How many lines in the listing below include the word "true"? Reply with the count alone.

-- start --

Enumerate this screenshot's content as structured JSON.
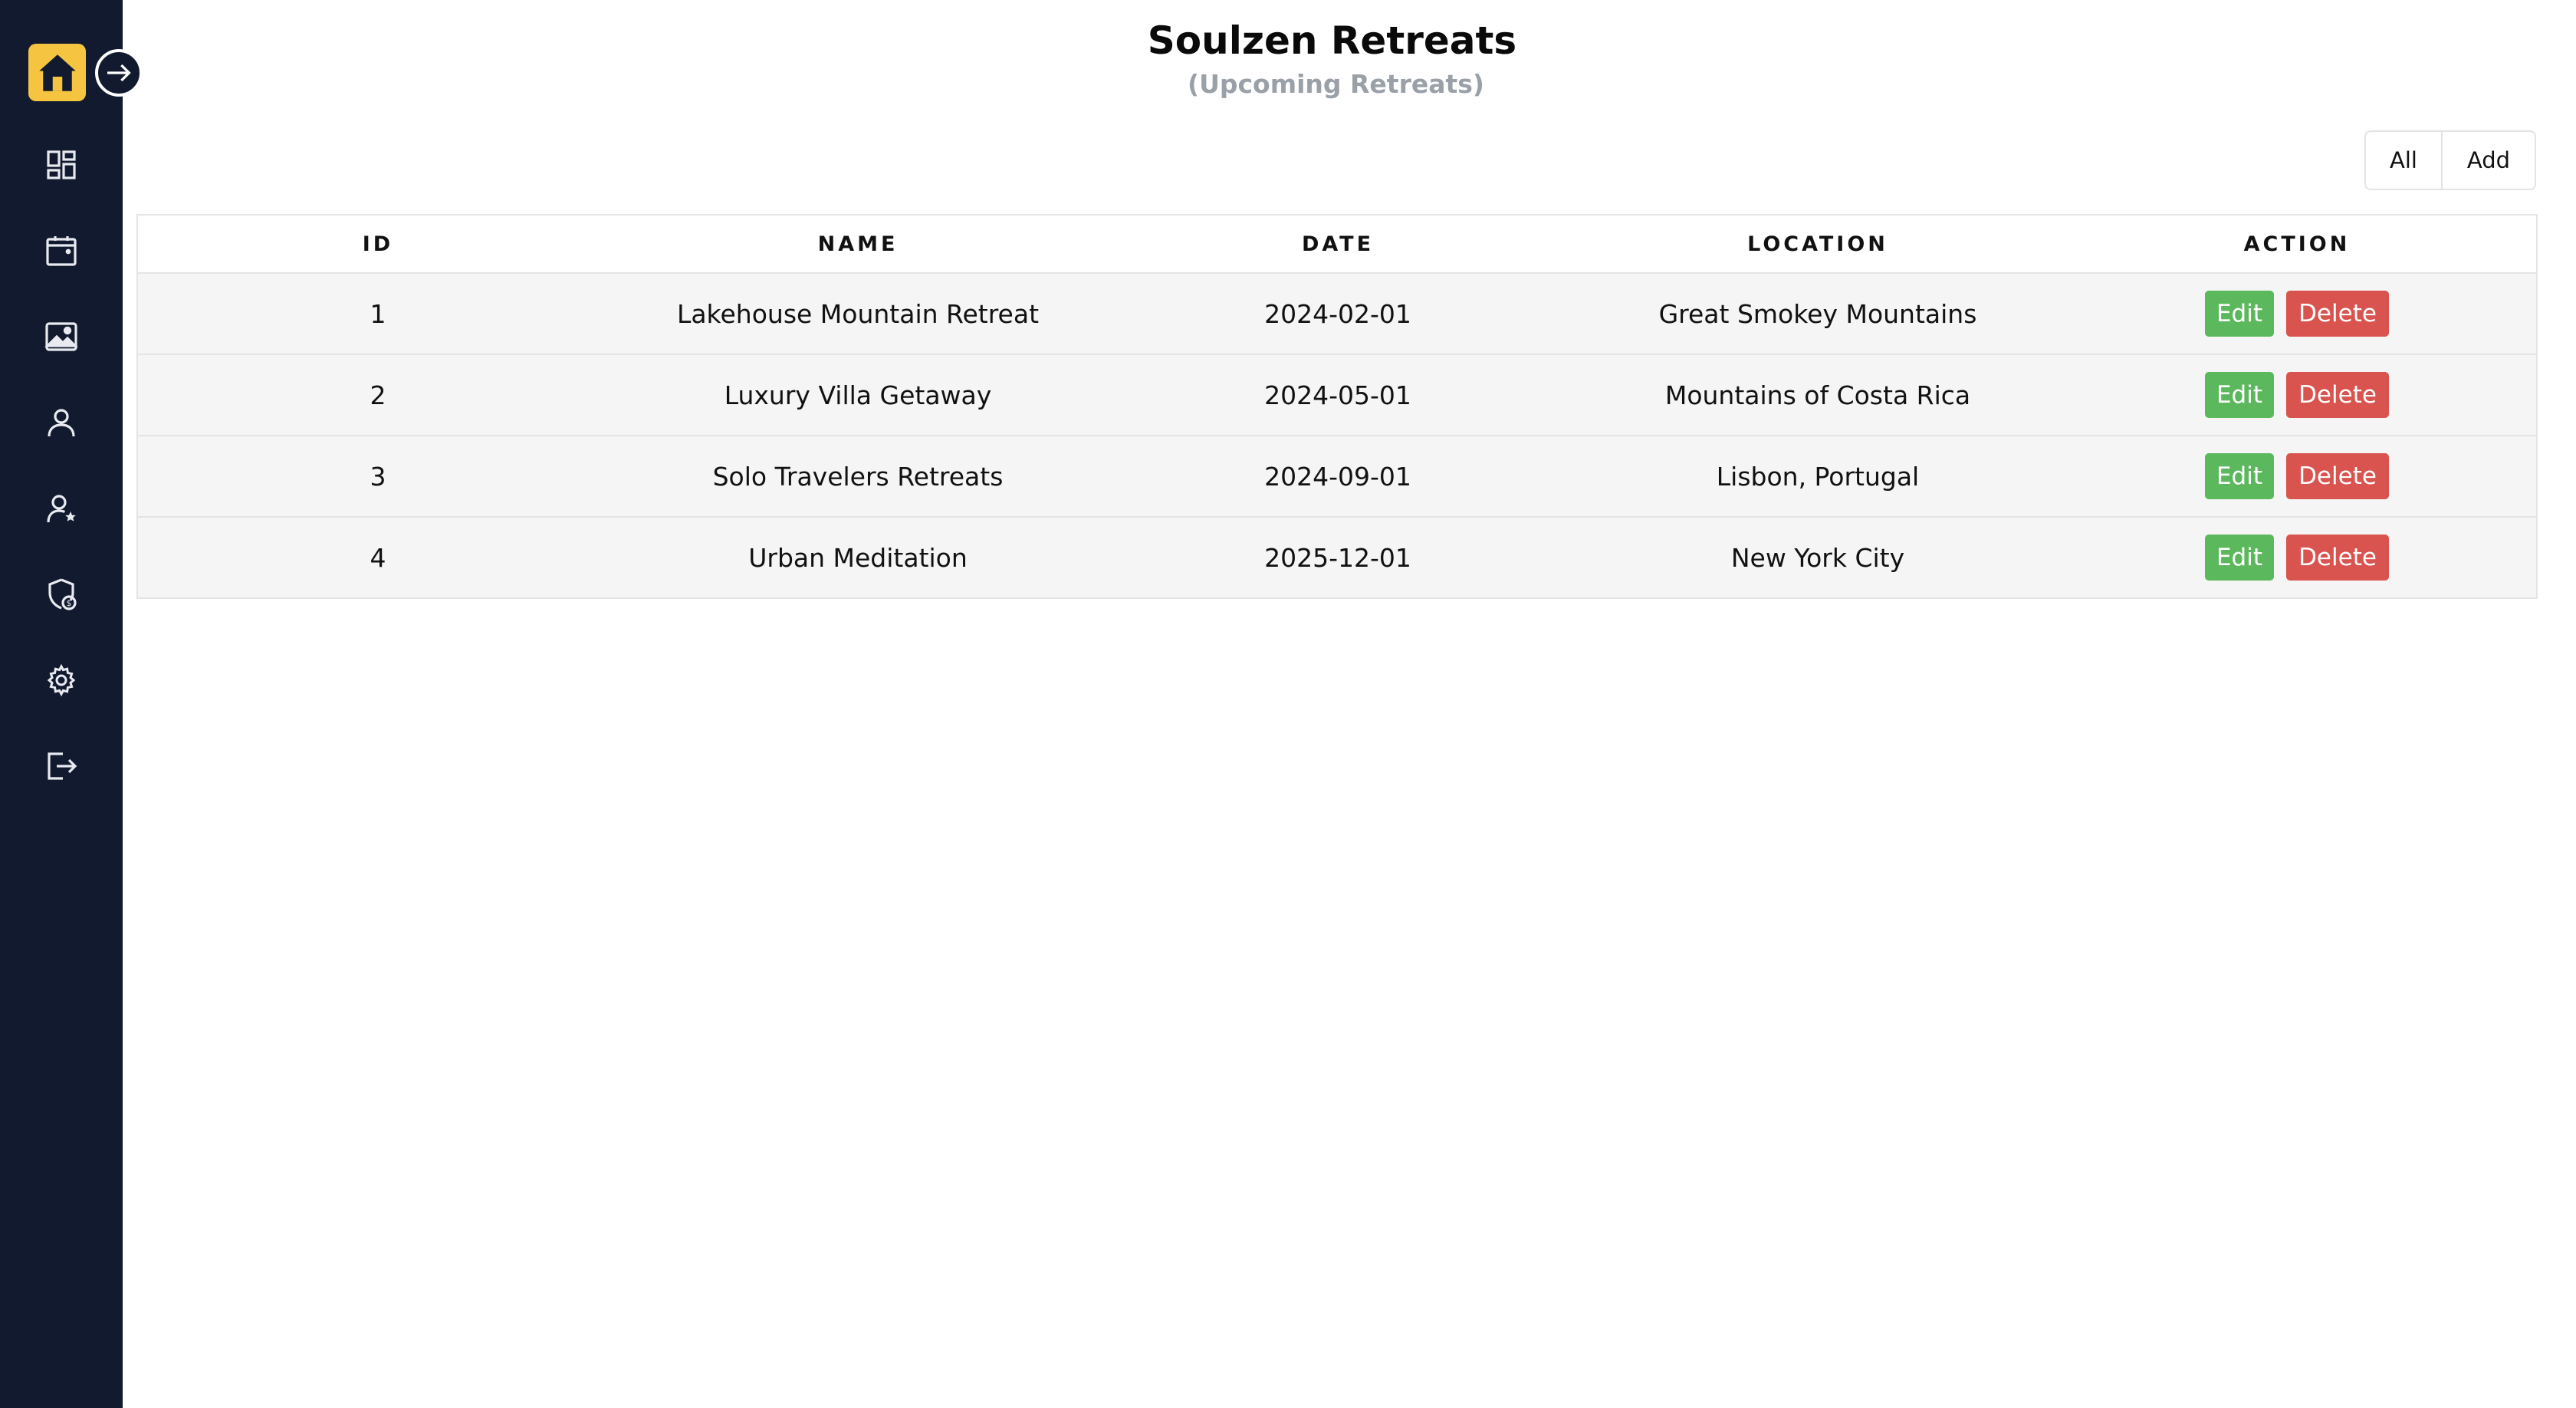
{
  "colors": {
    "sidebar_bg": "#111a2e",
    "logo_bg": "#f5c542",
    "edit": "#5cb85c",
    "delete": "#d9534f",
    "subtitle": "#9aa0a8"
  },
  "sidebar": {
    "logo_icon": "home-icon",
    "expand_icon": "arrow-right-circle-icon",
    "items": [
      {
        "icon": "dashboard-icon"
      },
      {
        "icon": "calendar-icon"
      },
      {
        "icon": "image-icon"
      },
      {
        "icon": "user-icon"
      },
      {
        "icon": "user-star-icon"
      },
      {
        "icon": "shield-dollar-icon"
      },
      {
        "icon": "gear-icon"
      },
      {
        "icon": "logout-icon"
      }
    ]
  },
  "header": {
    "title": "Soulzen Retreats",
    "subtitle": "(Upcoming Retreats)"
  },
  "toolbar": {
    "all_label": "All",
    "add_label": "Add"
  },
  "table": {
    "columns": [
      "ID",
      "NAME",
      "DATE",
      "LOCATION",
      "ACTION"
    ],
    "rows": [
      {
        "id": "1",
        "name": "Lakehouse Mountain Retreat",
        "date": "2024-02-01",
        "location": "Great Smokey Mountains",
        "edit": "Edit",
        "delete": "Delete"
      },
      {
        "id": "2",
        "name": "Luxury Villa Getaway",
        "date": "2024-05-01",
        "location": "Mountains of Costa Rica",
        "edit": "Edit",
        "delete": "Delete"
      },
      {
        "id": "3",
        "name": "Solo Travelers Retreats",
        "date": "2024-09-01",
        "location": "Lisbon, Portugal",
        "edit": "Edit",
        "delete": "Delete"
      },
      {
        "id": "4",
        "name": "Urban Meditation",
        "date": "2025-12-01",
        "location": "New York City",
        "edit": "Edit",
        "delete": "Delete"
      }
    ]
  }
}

-- end --
-- start --

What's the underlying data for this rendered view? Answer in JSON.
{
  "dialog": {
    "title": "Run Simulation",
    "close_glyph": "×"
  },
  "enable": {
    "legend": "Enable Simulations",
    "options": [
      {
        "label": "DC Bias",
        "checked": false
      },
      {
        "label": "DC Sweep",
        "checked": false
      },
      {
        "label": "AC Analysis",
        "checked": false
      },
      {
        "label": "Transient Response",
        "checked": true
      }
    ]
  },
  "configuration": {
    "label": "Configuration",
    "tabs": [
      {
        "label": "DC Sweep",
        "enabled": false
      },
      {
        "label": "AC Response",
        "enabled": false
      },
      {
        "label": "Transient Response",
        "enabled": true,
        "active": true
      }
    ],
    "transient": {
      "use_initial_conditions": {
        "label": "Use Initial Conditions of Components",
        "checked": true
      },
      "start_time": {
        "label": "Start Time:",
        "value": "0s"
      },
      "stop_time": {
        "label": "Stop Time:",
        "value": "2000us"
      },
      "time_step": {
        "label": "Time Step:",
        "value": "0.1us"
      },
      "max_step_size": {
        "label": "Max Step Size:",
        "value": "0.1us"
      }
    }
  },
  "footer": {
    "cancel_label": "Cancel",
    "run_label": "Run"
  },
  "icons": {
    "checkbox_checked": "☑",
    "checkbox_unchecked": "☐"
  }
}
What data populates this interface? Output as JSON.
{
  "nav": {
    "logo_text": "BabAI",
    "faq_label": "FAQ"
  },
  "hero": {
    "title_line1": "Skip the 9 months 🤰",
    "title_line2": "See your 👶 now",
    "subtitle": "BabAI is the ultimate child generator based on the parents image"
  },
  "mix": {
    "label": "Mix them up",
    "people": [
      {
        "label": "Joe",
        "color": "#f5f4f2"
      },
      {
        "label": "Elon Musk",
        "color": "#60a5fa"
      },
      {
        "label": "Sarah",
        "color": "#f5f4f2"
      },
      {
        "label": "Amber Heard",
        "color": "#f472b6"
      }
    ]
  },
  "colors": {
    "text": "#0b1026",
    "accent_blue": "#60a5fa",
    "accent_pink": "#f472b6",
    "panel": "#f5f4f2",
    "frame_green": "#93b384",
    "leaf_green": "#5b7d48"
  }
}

-- end --

## REPLY
4